• [What the task requires]: Pick out every row below that contains the string "Logro", treating uppercase and lowercase as different.

• [Input for this task]:
** BEGIN **

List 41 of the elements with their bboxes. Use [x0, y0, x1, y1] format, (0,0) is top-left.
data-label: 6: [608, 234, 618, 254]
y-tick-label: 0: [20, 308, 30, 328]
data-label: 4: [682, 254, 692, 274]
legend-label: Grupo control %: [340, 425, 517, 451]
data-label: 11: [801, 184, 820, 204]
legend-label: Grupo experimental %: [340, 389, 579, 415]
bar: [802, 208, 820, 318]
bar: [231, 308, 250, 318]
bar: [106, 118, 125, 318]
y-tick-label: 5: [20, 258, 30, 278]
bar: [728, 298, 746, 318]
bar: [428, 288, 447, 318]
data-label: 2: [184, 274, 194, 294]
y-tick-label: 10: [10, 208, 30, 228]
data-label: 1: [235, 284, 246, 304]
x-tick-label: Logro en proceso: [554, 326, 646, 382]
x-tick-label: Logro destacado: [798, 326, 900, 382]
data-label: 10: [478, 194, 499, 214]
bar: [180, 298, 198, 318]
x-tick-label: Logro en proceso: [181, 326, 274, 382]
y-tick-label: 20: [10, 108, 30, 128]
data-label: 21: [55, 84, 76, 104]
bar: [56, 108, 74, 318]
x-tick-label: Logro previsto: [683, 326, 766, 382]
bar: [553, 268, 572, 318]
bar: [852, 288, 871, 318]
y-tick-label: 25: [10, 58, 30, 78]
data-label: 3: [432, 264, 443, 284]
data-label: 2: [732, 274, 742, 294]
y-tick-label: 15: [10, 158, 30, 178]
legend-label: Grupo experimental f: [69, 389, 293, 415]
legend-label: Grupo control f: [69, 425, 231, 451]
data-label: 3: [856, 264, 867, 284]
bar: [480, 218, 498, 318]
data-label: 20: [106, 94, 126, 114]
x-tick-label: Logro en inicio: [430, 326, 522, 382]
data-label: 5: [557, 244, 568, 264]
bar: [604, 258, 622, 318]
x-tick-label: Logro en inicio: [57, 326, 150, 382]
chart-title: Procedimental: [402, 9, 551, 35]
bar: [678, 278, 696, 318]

** END **

• [Output of the task]:
x-tick-label: Logro en proceso: [554, 326, 646, 382]
x-tick-label: Logro destacado: [798, 326, 900, 382]
x-tick-label: Logro en proceso: [181, 326, 274, 382]
x-tick-label: Logro previsto: [683, 326, 766, 382]
x-tick-label: Logro en inicio: [430, 326, 522, 382]
x-tick-label: Logro en inicio: [57, 326, 150, 382]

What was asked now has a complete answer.